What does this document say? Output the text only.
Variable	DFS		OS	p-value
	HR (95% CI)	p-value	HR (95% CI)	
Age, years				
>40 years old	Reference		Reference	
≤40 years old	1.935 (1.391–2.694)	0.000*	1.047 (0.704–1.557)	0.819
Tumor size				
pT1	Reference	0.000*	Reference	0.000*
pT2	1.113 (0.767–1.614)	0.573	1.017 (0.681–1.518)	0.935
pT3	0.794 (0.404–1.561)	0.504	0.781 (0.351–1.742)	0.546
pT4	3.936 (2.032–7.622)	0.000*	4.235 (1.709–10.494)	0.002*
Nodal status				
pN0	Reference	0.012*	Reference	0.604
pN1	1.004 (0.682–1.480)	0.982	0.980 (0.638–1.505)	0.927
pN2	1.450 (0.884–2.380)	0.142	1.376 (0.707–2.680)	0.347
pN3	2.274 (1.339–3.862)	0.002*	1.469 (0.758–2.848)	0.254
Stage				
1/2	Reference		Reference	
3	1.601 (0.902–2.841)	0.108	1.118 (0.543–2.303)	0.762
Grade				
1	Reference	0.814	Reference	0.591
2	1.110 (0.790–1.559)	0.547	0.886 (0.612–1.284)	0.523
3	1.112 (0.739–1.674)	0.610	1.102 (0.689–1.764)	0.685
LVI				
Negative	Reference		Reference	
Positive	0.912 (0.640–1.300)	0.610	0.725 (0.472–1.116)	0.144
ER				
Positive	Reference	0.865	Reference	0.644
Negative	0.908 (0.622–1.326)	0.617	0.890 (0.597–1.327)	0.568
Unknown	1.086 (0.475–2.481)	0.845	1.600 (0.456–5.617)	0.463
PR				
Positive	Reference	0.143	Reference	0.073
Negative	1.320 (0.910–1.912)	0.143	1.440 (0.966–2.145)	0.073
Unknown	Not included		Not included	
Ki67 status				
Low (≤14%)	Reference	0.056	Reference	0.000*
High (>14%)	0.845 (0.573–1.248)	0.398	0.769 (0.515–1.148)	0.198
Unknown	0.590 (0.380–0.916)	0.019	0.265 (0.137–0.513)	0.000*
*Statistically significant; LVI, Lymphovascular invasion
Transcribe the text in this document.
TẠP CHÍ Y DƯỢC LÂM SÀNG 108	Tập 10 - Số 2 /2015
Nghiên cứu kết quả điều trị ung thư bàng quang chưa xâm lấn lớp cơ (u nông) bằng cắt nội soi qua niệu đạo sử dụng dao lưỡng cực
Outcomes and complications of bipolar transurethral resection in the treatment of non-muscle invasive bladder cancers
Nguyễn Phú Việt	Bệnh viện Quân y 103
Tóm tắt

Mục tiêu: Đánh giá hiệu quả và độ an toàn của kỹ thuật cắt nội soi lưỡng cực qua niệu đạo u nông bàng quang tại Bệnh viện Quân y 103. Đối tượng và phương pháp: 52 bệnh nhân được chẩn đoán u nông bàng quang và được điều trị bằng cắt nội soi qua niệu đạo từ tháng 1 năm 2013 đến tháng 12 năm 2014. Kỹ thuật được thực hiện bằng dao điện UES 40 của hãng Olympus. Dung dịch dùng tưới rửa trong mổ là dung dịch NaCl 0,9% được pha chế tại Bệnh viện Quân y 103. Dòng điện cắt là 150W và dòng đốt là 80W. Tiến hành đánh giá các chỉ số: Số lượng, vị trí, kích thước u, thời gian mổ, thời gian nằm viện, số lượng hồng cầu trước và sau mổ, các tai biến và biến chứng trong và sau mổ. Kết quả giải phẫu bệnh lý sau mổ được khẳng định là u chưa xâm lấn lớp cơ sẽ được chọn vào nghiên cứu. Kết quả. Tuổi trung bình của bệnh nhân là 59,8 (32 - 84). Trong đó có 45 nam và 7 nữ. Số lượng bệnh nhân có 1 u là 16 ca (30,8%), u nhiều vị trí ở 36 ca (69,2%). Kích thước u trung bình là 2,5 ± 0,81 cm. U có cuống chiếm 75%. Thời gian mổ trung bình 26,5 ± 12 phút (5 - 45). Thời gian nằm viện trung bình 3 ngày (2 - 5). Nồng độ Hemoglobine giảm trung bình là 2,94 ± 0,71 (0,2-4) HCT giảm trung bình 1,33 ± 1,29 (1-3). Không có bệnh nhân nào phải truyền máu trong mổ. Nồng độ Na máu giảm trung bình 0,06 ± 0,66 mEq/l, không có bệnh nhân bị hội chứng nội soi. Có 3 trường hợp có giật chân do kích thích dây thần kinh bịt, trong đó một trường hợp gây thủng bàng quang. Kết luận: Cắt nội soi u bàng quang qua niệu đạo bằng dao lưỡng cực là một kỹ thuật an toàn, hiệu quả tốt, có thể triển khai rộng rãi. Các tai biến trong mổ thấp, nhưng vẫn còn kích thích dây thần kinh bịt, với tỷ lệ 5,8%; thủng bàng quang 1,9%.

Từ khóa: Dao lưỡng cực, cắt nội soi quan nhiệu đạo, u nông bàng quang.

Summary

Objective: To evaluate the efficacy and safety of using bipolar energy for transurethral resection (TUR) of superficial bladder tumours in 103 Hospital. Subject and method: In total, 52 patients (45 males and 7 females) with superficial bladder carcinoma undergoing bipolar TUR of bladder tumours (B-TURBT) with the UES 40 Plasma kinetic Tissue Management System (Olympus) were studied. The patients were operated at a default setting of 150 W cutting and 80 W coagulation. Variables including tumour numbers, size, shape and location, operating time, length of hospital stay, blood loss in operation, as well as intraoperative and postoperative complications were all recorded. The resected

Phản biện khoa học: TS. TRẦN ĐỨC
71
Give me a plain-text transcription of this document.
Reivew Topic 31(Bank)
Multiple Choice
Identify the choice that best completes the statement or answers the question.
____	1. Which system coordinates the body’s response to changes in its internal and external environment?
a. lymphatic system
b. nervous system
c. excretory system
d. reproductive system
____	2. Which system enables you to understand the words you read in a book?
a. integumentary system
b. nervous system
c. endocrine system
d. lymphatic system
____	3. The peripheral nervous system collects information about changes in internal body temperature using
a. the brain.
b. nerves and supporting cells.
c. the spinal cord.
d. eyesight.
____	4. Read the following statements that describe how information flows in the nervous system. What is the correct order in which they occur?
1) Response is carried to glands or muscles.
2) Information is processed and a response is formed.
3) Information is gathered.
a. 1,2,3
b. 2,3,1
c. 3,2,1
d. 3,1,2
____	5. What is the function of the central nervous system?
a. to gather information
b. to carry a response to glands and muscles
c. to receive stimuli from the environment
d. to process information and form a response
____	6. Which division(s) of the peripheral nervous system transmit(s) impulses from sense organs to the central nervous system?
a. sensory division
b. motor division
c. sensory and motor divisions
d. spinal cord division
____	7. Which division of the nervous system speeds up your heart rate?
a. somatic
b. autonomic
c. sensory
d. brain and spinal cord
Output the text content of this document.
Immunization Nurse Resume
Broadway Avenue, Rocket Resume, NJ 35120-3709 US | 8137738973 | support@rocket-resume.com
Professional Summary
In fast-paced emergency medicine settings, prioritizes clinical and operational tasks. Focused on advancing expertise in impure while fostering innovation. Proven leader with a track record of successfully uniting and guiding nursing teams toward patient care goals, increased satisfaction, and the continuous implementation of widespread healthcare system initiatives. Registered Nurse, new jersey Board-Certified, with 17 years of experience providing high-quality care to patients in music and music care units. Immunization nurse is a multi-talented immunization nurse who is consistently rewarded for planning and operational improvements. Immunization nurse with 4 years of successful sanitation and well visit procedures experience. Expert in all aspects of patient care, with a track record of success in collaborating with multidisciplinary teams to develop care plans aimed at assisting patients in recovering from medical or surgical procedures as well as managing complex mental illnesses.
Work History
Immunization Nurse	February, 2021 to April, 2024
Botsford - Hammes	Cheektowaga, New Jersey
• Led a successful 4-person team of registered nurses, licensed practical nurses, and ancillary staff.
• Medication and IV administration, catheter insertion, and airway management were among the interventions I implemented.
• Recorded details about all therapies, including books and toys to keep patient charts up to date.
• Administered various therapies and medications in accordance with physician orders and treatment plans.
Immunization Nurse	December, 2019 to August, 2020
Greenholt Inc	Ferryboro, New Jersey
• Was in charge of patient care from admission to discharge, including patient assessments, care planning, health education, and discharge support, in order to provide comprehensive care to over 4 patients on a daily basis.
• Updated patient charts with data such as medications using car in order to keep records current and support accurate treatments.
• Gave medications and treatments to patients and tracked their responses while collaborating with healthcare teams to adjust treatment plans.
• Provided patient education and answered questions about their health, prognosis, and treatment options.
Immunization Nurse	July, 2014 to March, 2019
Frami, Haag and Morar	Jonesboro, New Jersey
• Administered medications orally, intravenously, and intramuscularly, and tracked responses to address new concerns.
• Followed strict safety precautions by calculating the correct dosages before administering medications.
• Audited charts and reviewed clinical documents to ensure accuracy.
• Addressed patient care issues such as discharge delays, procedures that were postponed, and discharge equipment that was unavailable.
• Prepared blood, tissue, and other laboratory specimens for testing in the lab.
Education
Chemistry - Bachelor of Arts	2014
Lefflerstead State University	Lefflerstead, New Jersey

※

Say how many lines in the entries above contain the string "charts", offering no other words.

• [Exercise answer]:
3